Problem requirements:
Skip the pictures and repeat each line of the data exactly.

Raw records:
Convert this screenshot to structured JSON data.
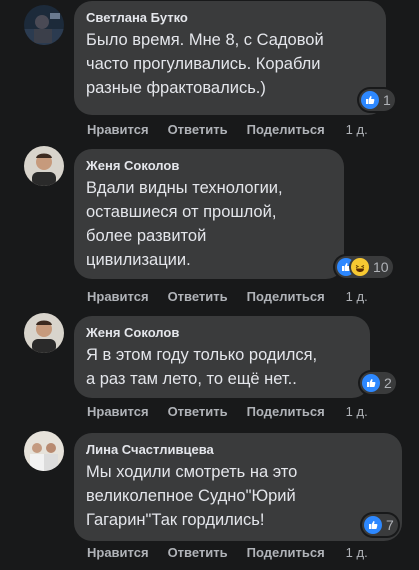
{
  "actions": {
    "like": "Нравится",
    "reply": "Ответить",
    "share": "Поделиться"
  },
  "comments": [
    {
      "author": "Светлана Бутко",
      "text": "Было время. Мне 8, с Садовой\nчасто прогуливались. Корабли\nразные фрактовались.)",
      "reactions_count": "1",
      "reaction_icons": [
        "like-icon"
      ],
      "time": "1 д."
    },
    {
      "author": "Женя Соколов",
      "text": "Вдали видны технологии,\nоставшиеся от прошлой,\nболее развитой\nцивилизации.",
      "reactions_count": "10",
      "reaction_icons": [
        "like-icon",
        "haha-icon"
      ],
      "time": "1 д."
    },
    {
      "author": "Женя Соколов",
      "text": "Я в этом году только родился,\nа раз там лето, то ещё нет..",
      "reactions_count": "2",
      "reaction_icons": [
        "like-icon"
      ],
      "time": "1 д."
    },
    {
      "author": "Лина Счастливцева",
      "text": "Мы ходили смотреть на это\nвеликолепное Судно\"Юрий\nГагарин\"Так гордились!",
      "reactions_count": "7",
      "reaction_icons": [
        "like-icon"
      ],
      "time": "1 д."
    }
  ],
  "colors": {
    "background": "#18191a",
    "bubble": "#3a3b3c",
    "like": "#2d88ff",
    "haha": "#f7c932",
    "secondary_text": "#b0b3b8"
  }
}
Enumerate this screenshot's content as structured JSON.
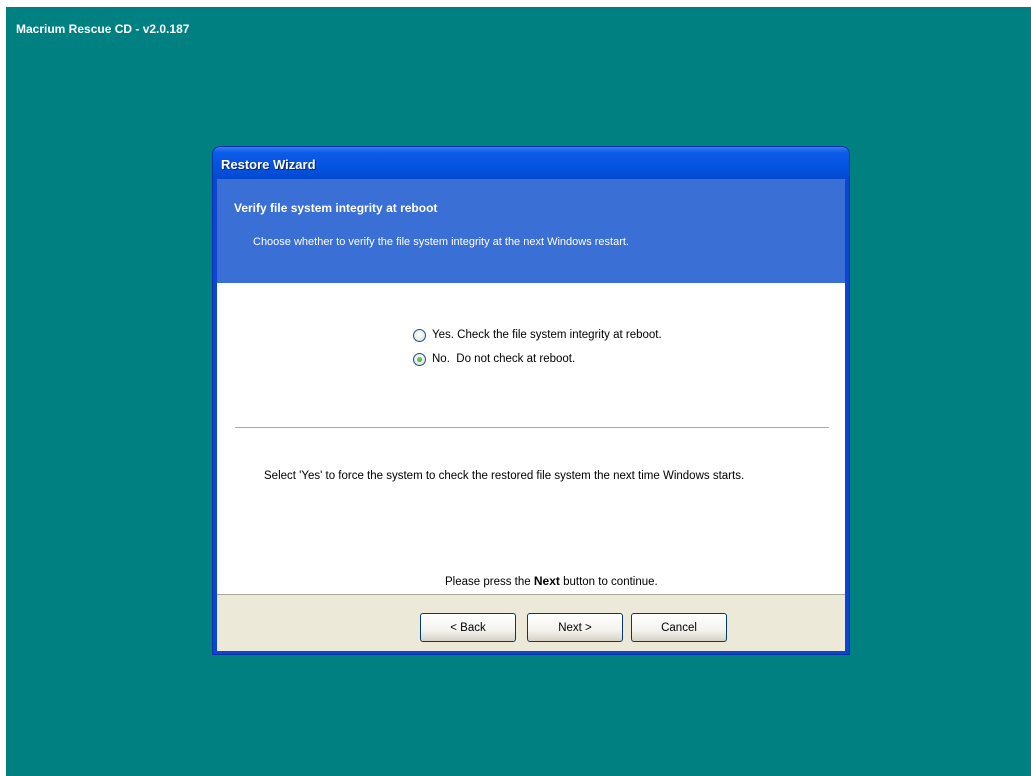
{
  "app": {
    "title": "Macrium Rescue CD - v2.0.187"
  },
  "window": {
    "title": "Restore Wizard"
  },
  "header": {
    "title": "Verify file system integrity at reboot",
    "description": "Choose whether to verify the file system integrity at the next Windows restart."
  },
  "options": [
    {
      "label": "Yes. Check the file system integrity at reboot.",
      "checked": false
    },
    {
      "label": "No.  Do not check at reboot.",
      "checked": true
    }
  ],
  "info": "Select 'Yes' to force the system to check the restored file system the next time Windows starts.",
  "continue_prefix": "Please press the",
  "continue_bold": "Next",
  "continue_suffix": "button to continue.",
  "buttons": {
    "back": "< Back",
    "next": "Next >",
    "cancel": "Cancel"
  }
}
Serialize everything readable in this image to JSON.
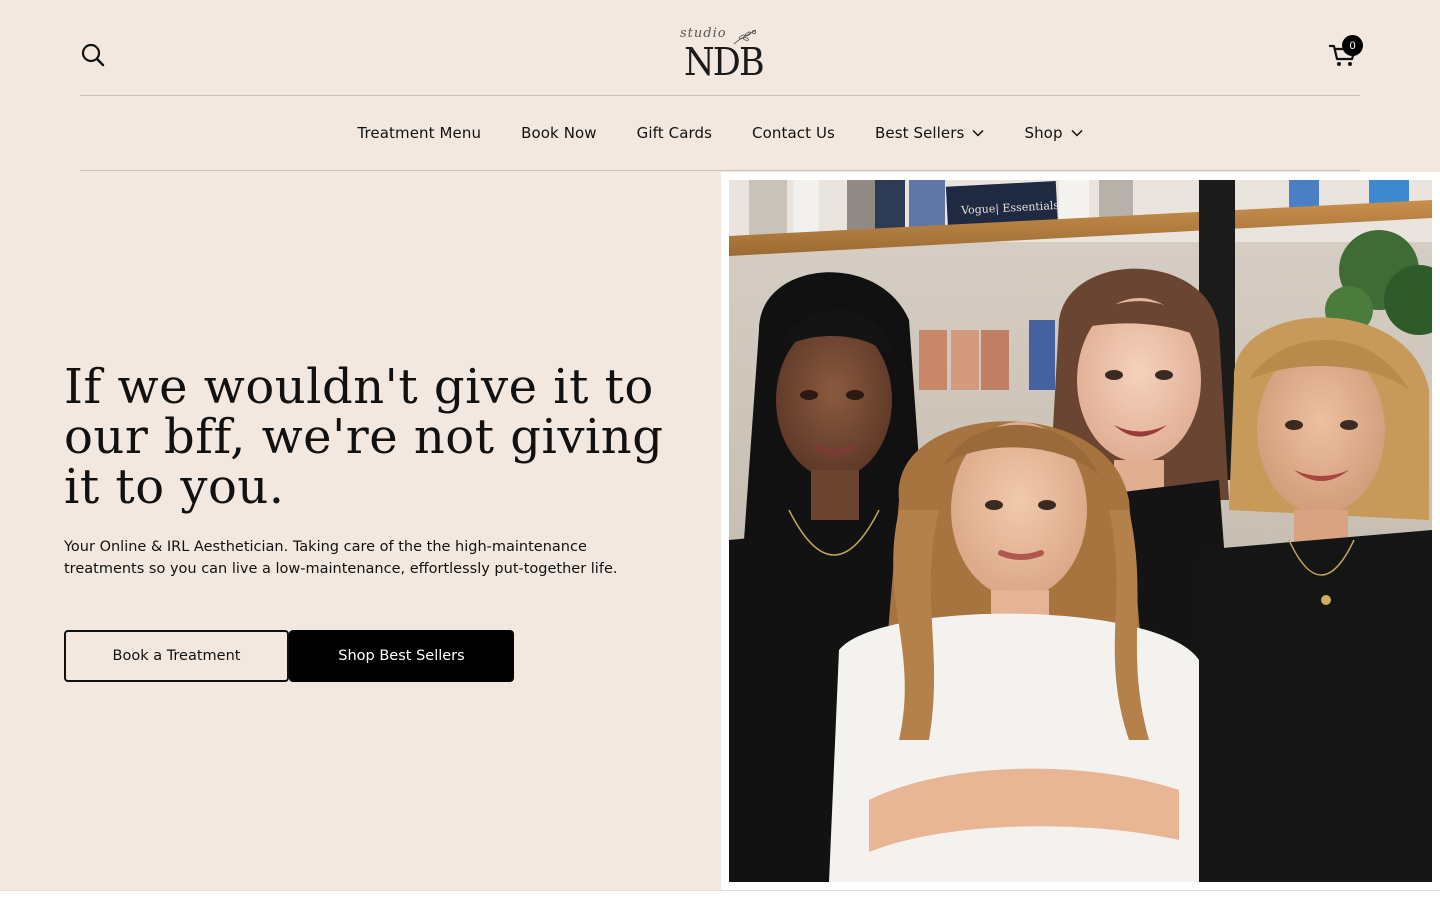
{
  "header": {
    "logo": {
      "script": "studio",
      "main": "NDB"
    },
    "cart_count": "0"
  },
  "nav": {
    "items": [
      {
        "label": "Treatment Menu",
        "dropdown": false
      },
      {
        "label": "Book Now",
        "dropdown": false
      },
      {
        "label": "Gift Cards",
        "dropdown": false
      },
      {
        "label": "Contact Us",
        "dropdown": false
      },
      {
        "label": "Best Sellers",
        "dropdown": true
      },
      {
        "label": "Shop",
        "dropdown": true
      }
    ]
  },
  "hero": {
    "title": "If we wouldn't give it to our bff, we're not giving it to you.",
    "subtitle": "Your Online & IRL Aesthetician. Taking care of the the high-maintenance treatments so you can live a low-maintenance, effortlessly put-together life.",
    "primary_button": "Book a Treatment",
    "secondary_button": "Shop Best Sellers",
    "image_alt": "Four smiling women in a studio in front of product shelves",
    "shelf_label": "Vogue| Essentials"
  },
  "colors": {
    "background": "#f3e8e0",
    "text": "#111111",
    "button_dark": "#000000",
    "divider": "#c9c0b9"
  }
}
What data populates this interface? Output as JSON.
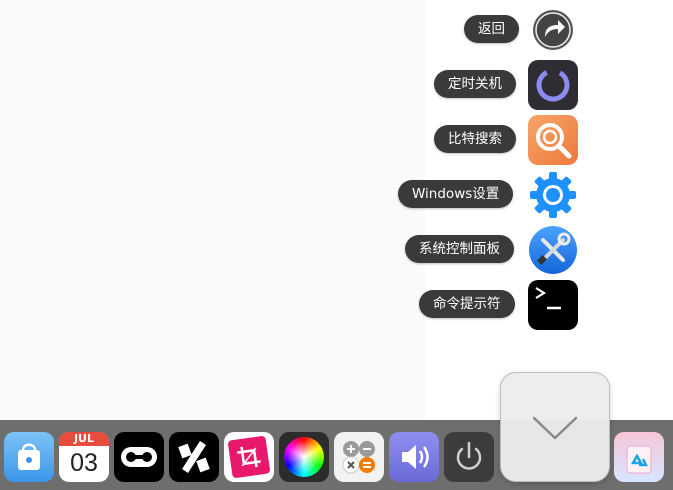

Result of the exercise:
Convert this screenshot to structured JSON data.
{
  "actions": {
    "like": "Нравится",
    "reply": "Ответить",
    "share": "Поделиться"
  },
  "comments": [
    {
      "author": "Светлана Бутко",
      "text": "Было время. Мне 8, с Садовой\nчасто прогуливались. Корабли\nразные фрактовались.)",
      "reactions_count": "1",
      "reaction_icons": [
        "like-icon"
      ],
      "time": "1 д."
    },
    {
      "author": "Женя Соколов",
      "text": "Вдали видны технологии,\nоставшиеся от прошлой,\nболее развитой\nцивилизации.",
      "reactions_count": "10",
      "reaction_icons": [
        "like-icon",
        "haha-icon"
      ],
      "time": "1 д."
    },
    {
      "author": "Женя Соколов",
      "text": "Я в этом году только родился,\nа раз там лето, то ещё нет..",
      "reactions_count": "2",
      "reaction_icons": [
        "like-icon"
      ],
      "time": "1 д."
    },
    {
      "author": "Лина Счастливцева",
      "text": "Мы ходили смотреть на это\nвеликолепное Судно\"Юрий\nГагарин\"Так гордились!",
      "reactions_count": "7",
      "reaction_icons": [
        "like-icon"
      ],
      "time": "1 д."
    }
  ],
  "colors": {
    "background": "#18191a",
    "bubble": "#3a3b3c",
    "like": "#2d88ff",
    "haha": "#f7c932",
    "secondary_text": "#b0b3b8"
  }
}
Enumerate this screenshot's content as structured JSON.
{
  "app": {
    "title": "Macrium Rescue CD - v2.0.187"
  },
  "window": {
    "title": "Restore Wizard"
  },
  "header": {
    "title": "Verify file system integrity at reboot",
    "description": "Choose whether to verify the file system integrity at the next Windows restart."
  },
  "options": [
    {
      "label": "Yes. Check the file system integrity at reboot.",
      "checked": false
    },
    {
      "label": "No.  Do not check at reboot.",
      "checked": true
    }
  ],
  "info": "Select 'Yes' to force the system to check the restored file system the next time Windows starts.",
  "continue_prefix": "Please press the",
  "continue_bold": "Next",
  "continue_suffix": "button to continue.",
  "buttons": {
    "back": "< Back",
    "next": "Next >",
    "cancel": "Cancel"
  }
}
Serialize everything readable in this image to JSON.
{
  "header": {
    "logo": {
      "script": "studio",
      "main": "NDB"
    },
    "cart_count": "0"
  },
  "nav": {
    "items": [
      {
        "label": "Treatment Menu",
        "dropdown": false
      },
      {
        "label": "Book Now",
        "dropdown": false
      },
      {
        "label": "Gift Cards",
        "dropdown": false
      },
      {
        "label": "Contact Us",
        "dropdown": false
      },
      {
        "label": "Best Sellers",
        "dropdown": true
      },
      {
        "label": "Shop",
        "dropdown": true
      }
    ]
  },
  "hero": {
    "title": "If we wouldn't give it to our bff, we're not giving it to you.",
    "subtitle": "Your Online & IRL Aesthetician. Taking care of the the high-maintenance treatments so you can live a low-maintenance, effortlessly put-together life.",
    "primary_button": "Book a Treatment",
    "secondary_button": "Shop Best Sellers",
    "image_alt": "Four smiling women in a studio in front of product shelves",
    "shelf_label": "Vogue| Essentials"
  },
  "colors": {
    "background": "#f3e8e0",
    "text": "#111111",
    "button_dark": "#000000",
    "divider": "#c9c0b9"
  }
}
What data populates this interface? Output as JSON.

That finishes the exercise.